WRITTEN EXERCISE: Pictures aside, repeat every entry exactly.

Collected data:
────────────────
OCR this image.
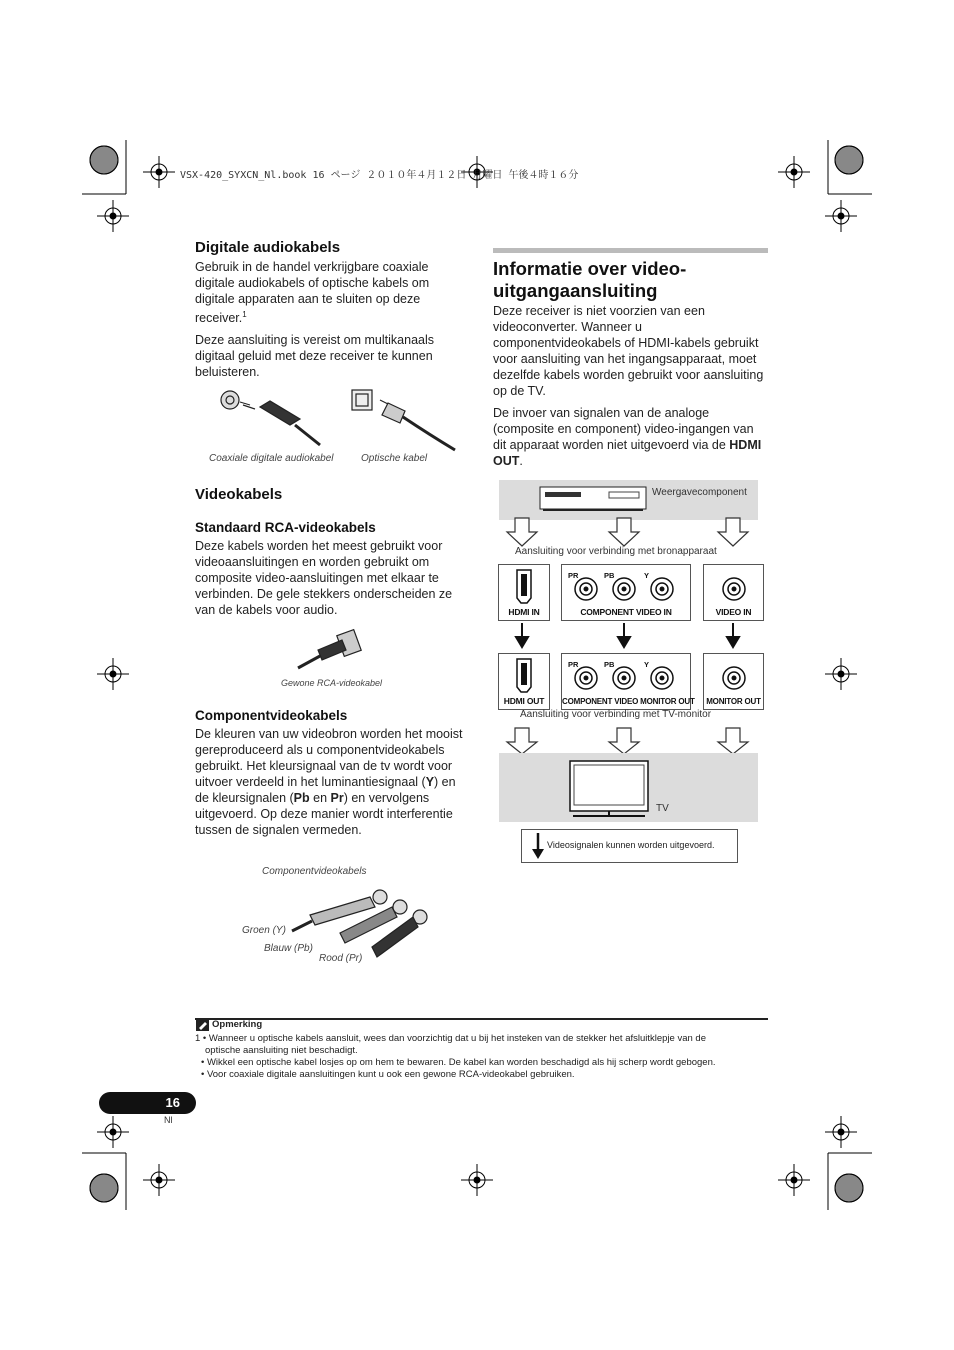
VSX-420_SYXCN_Nl.book 16 ページ ２０１０年４月１２日 月曜日 午後４時１６分
Digitale audiokabels

Gebruik in de handel verkrijgbare coaxiale digitale audiokabels of optische kabels om digitale apparaten aan te sluiten op deze receiver.$^1$

Deze aansluiting is vereist om multikanaals digitaal geluid met deze receiver te kunnen beluisteren.

Coaxiale digitale audiokabel	Optische kabel
Videokabels
Standaard RCA-videokabels

Deze kabels worden het meest gebruikt voor videoaansluitingen en worden gebruikt om composite video-aansluitingen met elkaar te verbinden. De gele stekkers onderscheiden ze van de kabels voor audio.

Gewone RCA-videokabel
Componentvideokabels

De kleuren van uw videobron worden het mooist gereproduceerd als u componentvideokabels gebruikt. Het kleursignaal van de tv wordt voor uitvoer verdeeld in het luminantiesignaal (Y) en de kleursignalen (Pb en Pr) en vervolgens uitgevoerd. Op deze manier wordt interferentie tussen de signalen vermeden.

Componentvideokabels
Groen (Y)
Blauw (Pb)
Rood (Pr)
Informatie over video-uitgangaansluiting

Deze receiver is niet voorzien van een videoconverter. Wanneer u componentvideokabels of HDMI-kabels gebruikt voor aansluiting van het ingangsapparaat, moet dezelfde kabels worden gebruikt voor aansluiting op de TV.

De invoer van signalen van de analoge (composite en component) video-ingangen van dit apparaat worden niet uitgevoerd via de HDMI OUT.

Weergavecomponent
Aansluiting voor verbinding met bronapparaat
HDMI IN
PR	PB	Y
COMPONENT VIDEO IN	VIDEO IN
HDMI OUT
PR	PB	Y
COMPONENT VIDEO MONITOR OUT MONITOR OUT
Aansluiting voor verbinding met TV-monitor
TV
Videosignalen kunnen worden uitgevoerd.
Opmerking

1 • Wanneer u optische kabels aansluit, wees dan voorzichtig dat u bij het insteken van de stekker het afsluitklepje van de

optische aansluiting niet beschadigt.

• Wikkel een optische kabel losjes op om hem te bewaren. De kabel kan worden beschadigd als hij scherp wordt gebogen.

• Voor coaxiale digitale aansluitingen kunt u ook een gewone RCA-videokabel gebruiken.

16
Nl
────────────────
SOLUTION:
OCR this image.
VSX-420_SYXCN_Nl.book 16 ページ ２０１０年４月１２日 月曜日 午後４時１６分
Digitale audiokabels

Gebruik in de handel verkrijgbare coaxiale digitale audiokabels of optische kabels om digitale apparaten aan te sluiten op deze receiver.$^1$

Deze aansluiting is vereist om multikanaals digitaal geluid met deze receiver te kunnen beluisteren.

Coaxiale digitale audiokabel	Optische kabel
Videokabels
Standaard RCA-videokabels

Deze kabels worden het meest gebruikt voor videoaansluitingen en worden gebruikt om composite video-aansluitingen met elkaar te verbinden. De gele stekkers onderscheiden ze van de kabels voor audio.

Gewone RCA-videokabel
Componentvideokabels

De kleuren van uw videobron worden het mooist gereproduceerd als u componentvideokabels gebruikt. Het kleursignaal van de tv wordt voor uitvoer verdeeld in het luminantiesignaal (Y) en de kleursignalen (Pb en Pr) en vervolgens uitgevoerd. Op deze manier wordt interferentie tussen de signalen vermeden.

Componentvideokabels
Groen (Y)
Blauw (Pb)
Rood (Pr)
Informatie over video-uitgangaansluiting

Deze receiver is niet voorzien van een videoconverter. Wanneer u componentvideokabels of HDMI-kabels gebruikt voor aansluiting van het ingangsapparaat, moet dezelfde kabels worden gebruikt voor aansluiting op de TV.

De invoer van signalen van de analoge (composite en component) video-ingangen van dit apparaat worden niet uitgevoerd via de HDMI OUT.

Weergavecomponent
Aansluiting voor verbinding met bronapparaat
HDMI IN
PR	PB	Y
COMPONENT VIDEO IN	VIDEO IN
HDMI OUT
PR	PB	Y
COMPONENT VIDEO MONITOR OUT MONITOR OUT
Aansluiting voor verbinding met TV-monitor
TV
Videosignalen kunnen worden uitgevoerd.
Opmerking

1 • Wanneer u optische kabels aansluit, wees dan voorzichtig dat u bij het insteken van de stekker het afsluitklepje van de

optische aansluiting niet beschadigt.

• Wikkel een optische kabel losjes op om hem te bewaren. De kabel kan worden beschadigd als hij scherp wordt gebogen.

• Voor coaxiale digitale aansluitingen kunt u ook een gewone RCA-videokabel gebruiken.

16
Nl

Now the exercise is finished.